→ DIRECTION: In the records that follow, show each line where the word "title" is present.

→ MATERIAL TO PROCESS:

- - - - - - -

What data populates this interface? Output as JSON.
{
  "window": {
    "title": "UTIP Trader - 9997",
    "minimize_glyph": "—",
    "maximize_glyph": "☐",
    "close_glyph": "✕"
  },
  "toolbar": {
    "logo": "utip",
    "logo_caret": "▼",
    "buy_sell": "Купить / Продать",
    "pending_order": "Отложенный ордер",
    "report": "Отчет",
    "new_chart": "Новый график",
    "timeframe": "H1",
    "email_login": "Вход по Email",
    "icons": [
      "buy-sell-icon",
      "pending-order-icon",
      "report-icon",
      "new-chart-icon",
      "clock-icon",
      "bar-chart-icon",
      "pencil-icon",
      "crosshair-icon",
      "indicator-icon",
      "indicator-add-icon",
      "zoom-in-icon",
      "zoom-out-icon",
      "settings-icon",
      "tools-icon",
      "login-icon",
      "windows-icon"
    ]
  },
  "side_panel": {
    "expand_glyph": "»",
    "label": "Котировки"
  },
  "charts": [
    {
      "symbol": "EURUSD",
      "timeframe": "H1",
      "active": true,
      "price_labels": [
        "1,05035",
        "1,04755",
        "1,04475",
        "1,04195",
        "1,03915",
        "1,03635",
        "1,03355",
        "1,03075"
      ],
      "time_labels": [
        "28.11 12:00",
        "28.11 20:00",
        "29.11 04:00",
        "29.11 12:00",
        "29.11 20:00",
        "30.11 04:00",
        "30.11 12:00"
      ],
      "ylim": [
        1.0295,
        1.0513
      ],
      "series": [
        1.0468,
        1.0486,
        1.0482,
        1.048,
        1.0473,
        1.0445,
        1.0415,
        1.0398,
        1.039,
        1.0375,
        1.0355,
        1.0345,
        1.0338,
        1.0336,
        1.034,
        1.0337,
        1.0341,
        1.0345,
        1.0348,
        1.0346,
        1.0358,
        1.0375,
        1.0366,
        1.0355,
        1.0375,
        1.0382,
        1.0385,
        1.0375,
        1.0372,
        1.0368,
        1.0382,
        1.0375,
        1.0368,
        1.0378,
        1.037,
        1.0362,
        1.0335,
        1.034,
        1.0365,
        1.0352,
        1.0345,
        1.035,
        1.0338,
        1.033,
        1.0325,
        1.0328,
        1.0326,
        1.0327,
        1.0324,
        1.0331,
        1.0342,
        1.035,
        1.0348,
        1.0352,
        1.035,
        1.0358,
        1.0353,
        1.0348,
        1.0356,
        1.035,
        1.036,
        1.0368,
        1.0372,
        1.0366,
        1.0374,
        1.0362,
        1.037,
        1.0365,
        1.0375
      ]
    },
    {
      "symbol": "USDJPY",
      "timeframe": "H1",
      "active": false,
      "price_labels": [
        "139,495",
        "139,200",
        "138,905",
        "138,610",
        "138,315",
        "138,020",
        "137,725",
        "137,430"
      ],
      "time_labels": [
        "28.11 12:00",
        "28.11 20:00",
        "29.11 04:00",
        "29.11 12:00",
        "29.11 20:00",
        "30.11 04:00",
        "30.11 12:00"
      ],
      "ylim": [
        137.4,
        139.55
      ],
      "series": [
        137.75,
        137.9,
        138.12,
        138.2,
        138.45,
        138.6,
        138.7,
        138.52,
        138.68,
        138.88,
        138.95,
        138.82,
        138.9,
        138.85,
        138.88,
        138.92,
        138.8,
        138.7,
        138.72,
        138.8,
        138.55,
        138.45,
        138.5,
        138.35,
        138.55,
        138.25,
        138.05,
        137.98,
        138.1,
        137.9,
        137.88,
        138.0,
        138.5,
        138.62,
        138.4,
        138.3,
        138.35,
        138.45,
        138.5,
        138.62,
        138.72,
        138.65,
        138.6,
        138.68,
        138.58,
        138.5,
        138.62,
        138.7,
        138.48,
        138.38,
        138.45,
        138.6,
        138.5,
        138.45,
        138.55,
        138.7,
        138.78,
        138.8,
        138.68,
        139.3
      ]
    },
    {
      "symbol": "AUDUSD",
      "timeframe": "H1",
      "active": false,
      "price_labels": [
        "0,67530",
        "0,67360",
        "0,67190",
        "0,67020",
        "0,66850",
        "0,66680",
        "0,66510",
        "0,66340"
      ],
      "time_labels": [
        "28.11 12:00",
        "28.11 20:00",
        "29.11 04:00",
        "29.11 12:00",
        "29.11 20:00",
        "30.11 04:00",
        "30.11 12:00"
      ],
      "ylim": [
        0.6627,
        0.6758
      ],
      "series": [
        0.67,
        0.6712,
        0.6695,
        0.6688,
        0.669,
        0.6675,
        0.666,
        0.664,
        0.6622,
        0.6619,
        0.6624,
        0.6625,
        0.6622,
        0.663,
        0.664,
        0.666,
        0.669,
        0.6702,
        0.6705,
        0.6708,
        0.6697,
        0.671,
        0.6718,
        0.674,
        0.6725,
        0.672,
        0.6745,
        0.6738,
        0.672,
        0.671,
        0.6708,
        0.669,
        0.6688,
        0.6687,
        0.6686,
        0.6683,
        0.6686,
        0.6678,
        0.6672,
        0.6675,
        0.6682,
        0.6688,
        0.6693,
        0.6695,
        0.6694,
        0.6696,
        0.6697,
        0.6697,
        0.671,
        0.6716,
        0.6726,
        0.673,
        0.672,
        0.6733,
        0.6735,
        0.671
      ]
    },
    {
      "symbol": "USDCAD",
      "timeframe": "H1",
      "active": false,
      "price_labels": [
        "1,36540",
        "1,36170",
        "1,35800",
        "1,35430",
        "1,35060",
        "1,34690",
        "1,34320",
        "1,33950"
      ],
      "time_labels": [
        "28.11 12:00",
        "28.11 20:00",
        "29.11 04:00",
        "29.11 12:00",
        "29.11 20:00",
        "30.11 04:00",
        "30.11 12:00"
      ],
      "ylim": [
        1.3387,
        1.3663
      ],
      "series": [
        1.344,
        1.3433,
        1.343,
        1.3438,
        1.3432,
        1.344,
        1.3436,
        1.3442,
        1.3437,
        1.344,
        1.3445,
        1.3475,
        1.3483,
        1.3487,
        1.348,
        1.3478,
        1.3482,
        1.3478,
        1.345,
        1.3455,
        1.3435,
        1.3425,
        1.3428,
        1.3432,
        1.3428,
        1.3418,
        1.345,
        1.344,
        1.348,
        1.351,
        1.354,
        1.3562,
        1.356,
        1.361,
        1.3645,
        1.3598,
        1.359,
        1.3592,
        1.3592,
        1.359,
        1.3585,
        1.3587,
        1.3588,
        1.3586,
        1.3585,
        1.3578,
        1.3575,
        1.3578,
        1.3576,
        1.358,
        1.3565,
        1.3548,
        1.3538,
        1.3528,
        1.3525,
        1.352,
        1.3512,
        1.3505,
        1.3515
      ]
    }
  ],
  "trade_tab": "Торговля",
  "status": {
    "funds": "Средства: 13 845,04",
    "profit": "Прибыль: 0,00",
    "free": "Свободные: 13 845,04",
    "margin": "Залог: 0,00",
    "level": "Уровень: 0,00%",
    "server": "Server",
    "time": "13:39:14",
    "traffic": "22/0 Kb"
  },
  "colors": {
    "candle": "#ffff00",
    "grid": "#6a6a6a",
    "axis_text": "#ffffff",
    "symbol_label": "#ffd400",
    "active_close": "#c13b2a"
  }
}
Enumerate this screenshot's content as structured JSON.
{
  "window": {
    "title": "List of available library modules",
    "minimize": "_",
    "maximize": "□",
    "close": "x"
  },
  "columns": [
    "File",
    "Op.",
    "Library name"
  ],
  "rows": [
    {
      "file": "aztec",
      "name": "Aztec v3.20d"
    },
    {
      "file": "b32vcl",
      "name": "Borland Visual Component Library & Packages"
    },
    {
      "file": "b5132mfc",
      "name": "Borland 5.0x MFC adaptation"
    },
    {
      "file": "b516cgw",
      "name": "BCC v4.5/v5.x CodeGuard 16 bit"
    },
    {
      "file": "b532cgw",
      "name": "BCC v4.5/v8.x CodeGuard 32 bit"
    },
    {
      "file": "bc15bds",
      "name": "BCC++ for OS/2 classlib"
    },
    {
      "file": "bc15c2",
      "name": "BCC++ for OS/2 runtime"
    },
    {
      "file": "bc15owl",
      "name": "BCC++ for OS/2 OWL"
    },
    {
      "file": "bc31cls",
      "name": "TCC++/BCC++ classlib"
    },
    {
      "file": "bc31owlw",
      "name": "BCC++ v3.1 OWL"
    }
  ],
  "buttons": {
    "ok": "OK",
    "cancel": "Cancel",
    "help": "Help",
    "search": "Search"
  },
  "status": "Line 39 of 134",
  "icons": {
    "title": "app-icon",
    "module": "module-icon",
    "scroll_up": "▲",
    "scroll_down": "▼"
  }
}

- - - - - - -

→ REPLY TO THE EXERCISE:
    "title": "UTIP Trader - 9997",
    "title": "List of available library modules",
    "title": "app-icon",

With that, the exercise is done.